» Required work: Answer with nothing but the number of lines that include the word "HEALTHCARE".

» Recorded data:
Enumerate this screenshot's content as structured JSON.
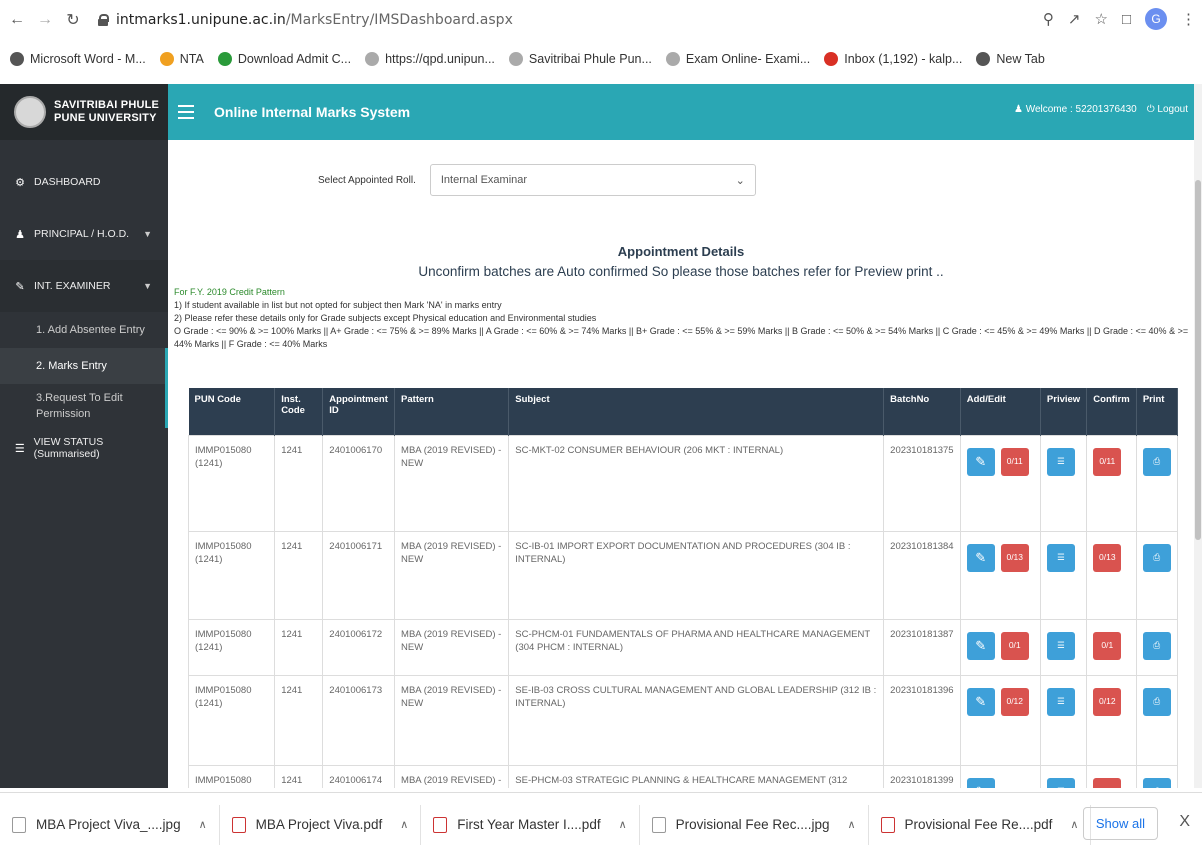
{
  "browser": {
    "url_host": "intmarks1.unipune.ac.in",
    "url_path": "/MarksEntry/IMSDashboard.aspx",
    "profile_initial": "G",
    "bookmarks": [
      {
        "label": "Microsoft Word - M...",
        "icon": "globe-icon",
        "color": "#555"
      },
      {
        "label": "NTA",
        "icon": "nta-icon",
        "color": "#f0a020"
      },
      {
        "label": "Download Admit C...",
        "icon": "flag-icon",
        "color": "#2a9a3a"
      },
      {
        "label": "https://qpd.unipun...",
        "icon": "seal-icon",
        "color": "#aaa"
      },
      {
        "label": "Savitribai Phule Pun...",
        "icon": "seal-icon",
        "color": "#aaa"
      },
      {
        "label": "Exam Online- Exami...",
        "icon": "seal-icon",
        "color": "#aaa"
      },
      {
        "label": "Inbox (1,192) - kalp...",
        "icon": "gmail-icon",
        "color": "#d93025"
      },
      {
        "label": "New Tab",
        "icon": "globe-icon",
        "color": "#555"
      }
    ]
  },
  "app": {
    "university_line1": "SAVITRIBAI PHULE",
    "university_line2": "PUNE UNIVERSITY",
    "title": "Online Internal Marks System",
    "welcome": "Welcome : 52201376430",
    "logout": "Logout",
    "accent": "#2aa7b4"
  },
  "sidebar": {
    "dashboard": "DASHBOARD",
    "principal": "PRINCIPAL / H.O.D.",
    "int_examiner": "INT. EXAMINER",
    "sub": [
      "1. Add Absentee Entry",
      "2. Marks Entry",
      "3.Request To Edit Permission"
    ],
    "view_status": "VIEW STATUS (Summarised)"
  },
  "main": {
    "select_label": "Select Appointed Roll.",
    "select_value": "Internal Examinar",
    "appt_heading": "Appointment Details",
    "appt_note": "Unconfirm batches are Auto confirmed So please those batches refer for Preview print ..",
    "pattern_note": "For F.Y. 2019 Credit Pattern",
    "note1": "1) If student available in list but not opted for subject then Mark 'NA' in marks entry",
    "note2": "2) Please refer these details only for Grade subjects except Physical education and Environmental studies",
    "note3": "O Grade : <= 90% & >= 100% Marks || A+ Grade : <= 75% & >= 89% Marks || A Grade : <= 60% & >= 74% Marks || B+ Grade : <= 55% & >= 59% Marks || B Grade : <= 50% & >= 54% Marks || C Grade : <= 45% & >= 49% Marks || D Grade : <= 40% & >= 44% Marks || F Grade : <= 40% Marks"
  },
  "table": {
    "headers": [
      "PUN Code",
      "Inst. Code",
      "Appointment ID",
      "Pattern",
      "Subject",
      "BatchNo",
      "Add/Edit",
      "Priview",
      "Confirm",
      "Print"
    ],
    "rows": [
      {
        "pun": "IMMP015080 (1241)",
        "inst": "1241",
        "appt": "2401006170",
        "pattern": "MBA (2019 REVISED) - NEW",
        "subject": "SC-MKT-02 CONSUMER BEHAVIOUR (206 MKT : INTERNAL)",
        "batch": "202310181375",
        "edit_count": "0/11",
        "confirm": "0/11"
      },
      {
        "pun": "IMMP015080 (1241)",
        "inst": "1241",
        "appt": "2401006171",
        "pattern": "MBA (2019 REVISED) - NEW",
        "subject": "SC-IB-01 IMPORT EXPORT DOCUMENTATION AND PROCEDURES (304 IB : INTERNAL)",
        "batch": "202310181384",
        "edit_count": "0/13",
        "confirm": "0/13"
      },
      {
        "pun": "IMMP015080 (1241)",
        "inst": "1241",
        "appt": "2401006172",
        "pattern": "MBA (2019 REVISED) - NEW",
        "subject": "SC-PHCM-01 FUNDAMENTALS OF PHARMA AND HEALTHCARE MANAGEMENT (304 PHCM : INTERNAL)",
        "batch": "202310181387",
        "edit_count": "0/1",
        "confirm": "0/1"
      },
      {
        "pun": "IMMP015080 (1241)",
        "inst": "1241",
        "appt": "2401006173",
        "pattern": "MBA (2019 REVISED) - NEW",
        "subject": "SE-IB-03 CROSS CULTURAL MANAGEMENT AND GLOBAL LEADERSHIP (312 IB : INTERNAL)",
        "batch": "202310181396",
        "edit_count": "0/12",
        "confirm": "0/12"
      },
      {
        "pun": "IMMP015080",
        "inst": "1241",
        "appt": "2401006174",
        "pattern": "MBA (2019 REVISED) -",
        "subject": "SE-PHCM-03 STRATEGIC PLANNING & HEALTHCARE MANAGEMENT (312 PHCM :",
        "batch": "202310181399",
        "edit_count": "",
        "confirm": ""
      }
    ]
  },
  "downloads": [
    {
      "name": "MBA Project Viva_....jpg",
      "type": "image"
    },
    {
      "name": "MBA Project Viva.pdf",
      "type": "pdf"
    },
    {
      "name": "First Year Master I....pdf",
      "type": "pdf"
    },
    {
      "name": "Provisional Fee Rec....jpg",
      "type": "image"
    },
    {
      "name": "Provisional Fee Re....pdf",
      "type": "pdf"
    }
  ],
  "download_bar": {
    "show_all": "Show all",
    "close": "X"
  }
}
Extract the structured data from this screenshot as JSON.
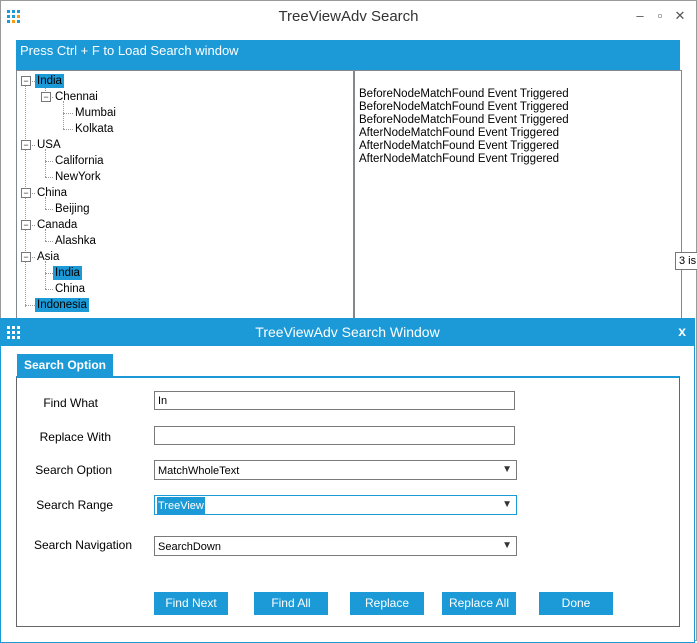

» Solution to this task: 2